__STATED GOAL__. Give back the records below exactly, every one, with no pictures.

__DATA ENTRIES__.
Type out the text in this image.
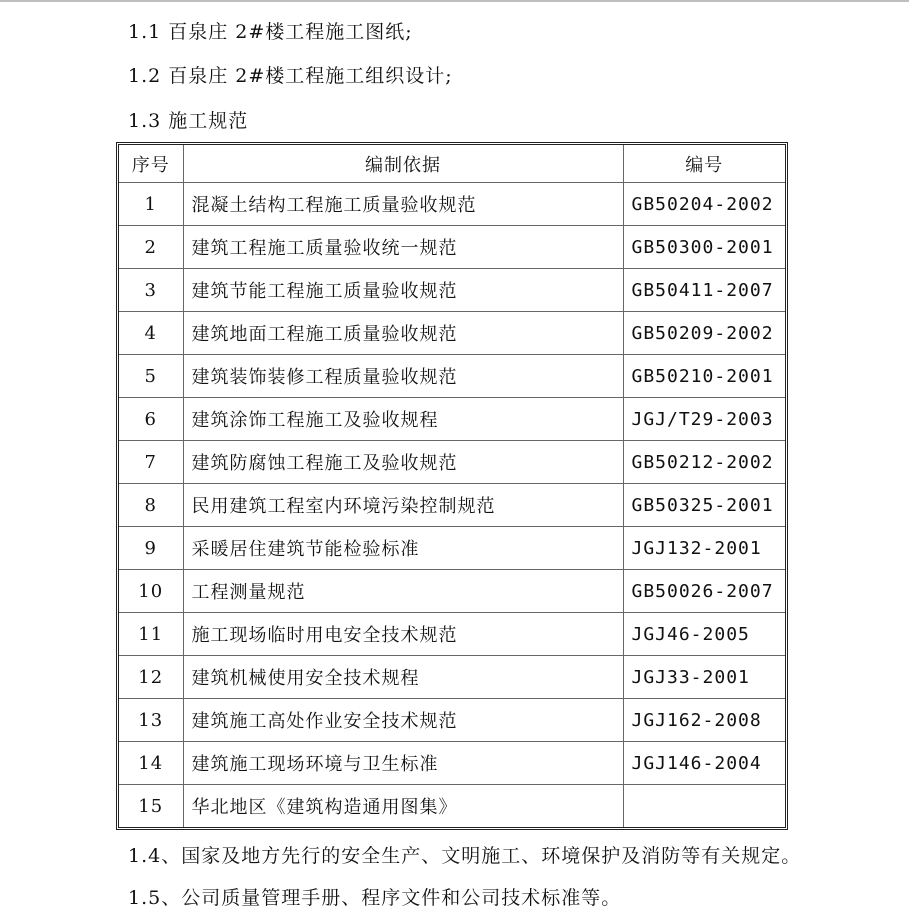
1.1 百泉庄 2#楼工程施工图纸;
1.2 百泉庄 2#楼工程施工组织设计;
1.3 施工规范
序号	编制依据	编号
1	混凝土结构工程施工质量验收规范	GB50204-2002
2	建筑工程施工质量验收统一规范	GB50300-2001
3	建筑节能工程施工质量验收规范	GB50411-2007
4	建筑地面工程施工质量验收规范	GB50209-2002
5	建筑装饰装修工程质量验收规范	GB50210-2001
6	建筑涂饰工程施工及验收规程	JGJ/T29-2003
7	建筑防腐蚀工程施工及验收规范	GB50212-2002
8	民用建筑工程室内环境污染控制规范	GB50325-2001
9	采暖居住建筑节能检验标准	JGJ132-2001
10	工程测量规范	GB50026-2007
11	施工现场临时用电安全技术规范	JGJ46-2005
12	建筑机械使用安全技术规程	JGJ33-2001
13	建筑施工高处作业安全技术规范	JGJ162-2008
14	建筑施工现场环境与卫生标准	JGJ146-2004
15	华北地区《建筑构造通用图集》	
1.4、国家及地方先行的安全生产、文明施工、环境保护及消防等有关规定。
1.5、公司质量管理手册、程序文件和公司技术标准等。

__FINAL RESULT__.
Type out the text in this image.
1.1 百泉庄 2#楼工程施工图纸;
1.2 百泉庄 2#楼工程施工组织设计;
1.3 施工规范
序号	编制依据	编号
1	混凝土结构工程施工质量验收规范	GB50204-2002
2	建筑工程施工质量验收统一规范	GB50300-2001
3	建筑节能工程施工质量验收规范	GB50411-2007
4	建筑地面工程施工质量验收规范	GB50209-2002
5	建筑装饰装修工程质量验收规范	GB50210-2001
6	建筑涂饰工程施工及验收规程	JGJ/T29-2003
7	建筑防腐蚀工程施工及验收规范	GB50212-2002
8	民用建筑工程室内环境污染控制规范	GB50325-2001
9	采暖居住建筑节能检验标准	JGJ132-2001
10	工程测量规范	GB50026-2007
11	施工现场临时用电安全技术规范	JGJ46-2005
12	建筑机械使用安全技术规程	JGJ33-2001
13	建筑施工高处作业安全技术规范	JGJ162-2008
14	建筑施工现场环境与卫生标准	JGJ146-2004
15	华北地区《建筑构造通用图集》	
1.4、国家及地方先行的安全生产、文明施工、环境保护及消防等有关规定。
1.5、公司质量管理手册、程序文件和公司技术标准等。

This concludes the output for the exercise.